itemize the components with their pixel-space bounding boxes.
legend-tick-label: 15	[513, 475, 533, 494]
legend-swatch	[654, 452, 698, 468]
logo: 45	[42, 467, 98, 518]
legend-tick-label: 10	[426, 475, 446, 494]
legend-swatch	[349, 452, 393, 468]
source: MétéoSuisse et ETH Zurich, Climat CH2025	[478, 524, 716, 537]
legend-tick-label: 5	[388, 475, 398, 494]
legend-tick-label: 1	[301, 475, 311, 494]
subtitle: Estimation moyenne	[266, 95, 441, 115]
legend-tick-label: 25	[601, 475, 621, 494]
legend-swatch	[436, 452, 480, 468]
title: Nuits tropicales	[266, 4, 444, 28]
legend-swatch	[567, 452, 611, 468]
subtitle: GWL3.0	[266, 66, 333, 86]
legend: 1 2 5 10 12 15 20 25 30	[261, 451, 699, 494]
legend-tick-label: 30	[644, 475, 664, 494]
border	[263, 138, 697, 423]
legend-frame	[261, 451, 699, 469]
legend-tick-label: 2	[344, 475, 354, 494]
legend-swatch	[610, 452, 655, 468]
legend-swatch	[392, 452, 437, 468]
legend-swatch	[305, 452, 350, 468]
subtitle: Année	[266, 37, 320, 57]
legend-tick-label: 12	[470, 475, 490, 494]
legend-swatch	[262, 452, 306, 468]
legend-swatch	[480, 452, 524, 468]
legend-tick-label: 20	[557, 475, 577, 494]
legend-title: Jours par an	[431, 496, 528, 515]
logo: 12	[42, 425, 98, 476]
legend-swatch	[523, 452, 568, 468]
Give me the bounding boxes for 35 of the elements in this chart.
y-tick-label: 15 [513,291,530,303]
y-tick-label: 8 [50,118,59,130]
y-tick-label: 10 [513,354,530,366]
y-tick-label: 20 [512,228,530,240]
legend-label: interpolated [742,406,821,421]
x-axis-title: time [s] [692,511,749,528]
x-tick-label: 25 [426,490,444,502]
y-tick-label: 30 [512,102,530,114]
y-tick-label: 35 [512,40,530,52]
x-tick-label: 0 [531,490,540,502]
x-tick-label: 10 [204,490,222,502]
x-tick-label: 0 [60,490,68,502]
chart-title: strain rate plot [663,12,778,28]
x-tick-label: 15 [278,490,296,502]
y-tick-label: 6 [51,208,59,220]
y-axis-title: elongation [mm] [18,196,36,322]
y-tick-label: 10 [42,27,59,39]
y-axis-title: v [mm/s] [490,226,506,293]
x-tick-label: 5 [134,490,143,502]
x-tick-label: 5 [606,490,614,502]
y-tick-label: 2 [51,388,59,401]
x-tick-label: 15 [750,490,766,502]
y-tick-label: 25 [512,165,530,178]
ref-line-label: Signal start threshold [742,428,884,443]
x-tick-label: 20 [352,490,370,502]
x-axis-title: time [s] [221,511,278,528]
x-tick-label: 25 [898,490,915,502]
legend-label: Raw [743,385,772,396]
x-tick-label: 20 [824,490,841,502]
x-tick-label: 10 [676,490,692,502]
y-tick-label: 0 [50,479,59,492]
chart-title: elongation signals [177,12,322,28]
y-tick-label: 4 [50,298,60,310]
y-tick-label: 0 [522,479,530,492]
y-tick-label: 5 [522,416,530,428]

:::::

Copy the rows above verbatim, all of them from the first to the last, with nothing changed.

itemize the components with their pixel-space bounding boxes.
legend-tick-label: 15	[513, 475, 533, 494]
legend-swatch	[654, 452, 698, 468]
logo: 45	[42, 467, 98, 518]
legend-tick-label: 10	[426, 475, 446, 494]
legend-swatch	[349, 452, 393, 468]
source: MétéoSuisse et ETH Zurich, Climat CH2025	[478, 524, 716, 537]
legend-tick-label: 5	[388, 475, 398, 494]
legend-tick-label: 1	[301, 475, 311, 494]
subtitle: Estimation moyenne	[266, 95, 441, 115]
legend-tick-label: 25	[601, 475, 621, 494]
legend-swatch	[436, 452, 480, 468]
title: Nuits tropicales	[266, 4, 444, 28]
legend-swatch	[567, 452, 611, 468]
subtitle: GWL3.0	[266, 66, 333, 86]
legend: 1 2 5 10 12 15 20 25 30	[261, 451, 699, 494]
legend-tick-label: 30	[644, 475, 664, 494]
border	[263, 138, 697, 423]
legend-frame	[261, 451, 699, 469]
legend-tick-label: 2	[344, 475, 354, 494]
legend-swatch	[610, 452, 655, 468]
legend-swatch	[392, 452, 437, 468]
legend-swatch	[305, 452, 350, 468]
subtitle: Année	[266, 37, 320, 57]
legend-tick-label: 12	[470, 475, 490, 494]
legend-swatch	[262, 452, 306, 468]
legend-swatch	[480, 452, 524, 468]
legend-tick-label: 20	[557, 475, 577, 494]
legend-title: Jours par an	[431, 496, 528, 515]
logo: 12	[42, 425, 98, 476]
legend-swatch	[523, 452, 568, 468]
Give me the bounding boxes for 35 of the elements in this chart.
y-tick-label: 15 [513,291,530,303]
y-tick-label: 8 [50,118,59,130]
y-tick-label: 10 [513,354,530,366]
y-tick-label: 20 [512,228,530,240]
legend-label: interpolated [742,406,821,421]
x-axis-title: time [s] [692,511,749,528]
x-tick-label: 25 [426,490,444,502]
y-tick-label: 30 [512,102,530,114]
y-tick-label: 35 [512,40,530,52]
x-tick-label: 0 [531,490,540,502]
x-tick-label: 10 [204,490,222,502]
x-tick-label: 0 [60,490,68,502]
chart-title: strain rate plot [663,12,778,28]
x-tick-label: 15 [278,490,296,502]
y-tick-label: 6 [51,208,59,220]
y-axis-title: elongation [mm] [18,196,36,322]
y-tick-label: 10 [42,27,59,39]
y-axis-title: v [mm/s] [490,226,506,293]
x-tick-label: 5 [134,490,143,502]
x-tick-label: 5 [606,490,614,502]
y-tick-label: 2 [51,388,59,401]
x-tick-label: 15 [750,490,766,502]
y-tick-label: 25 [512,165,530,178]
ref-line-label: Signal start threshold [742,428,884,443]
x-tick-label: 20 [352,490,370,502]
x-axis-title: time [s] [221,511,278,528]
x-tick-label: 25 [898,490,915,502]
legend-label: Raw [743,385,772,396]
x-tick-label: 20 [824,490,841,502]
x-tick-label: 10 [676,490,692,502]
y-tick-label: 0 [50,479,59,492]
chart-title: elongation signals [177,12,322,28]
y-tick-label: 4 [50,298,60,310]
y-tick-label: 0 [522,479,530,492]
y-tick-label: 5 [522,416,530,428]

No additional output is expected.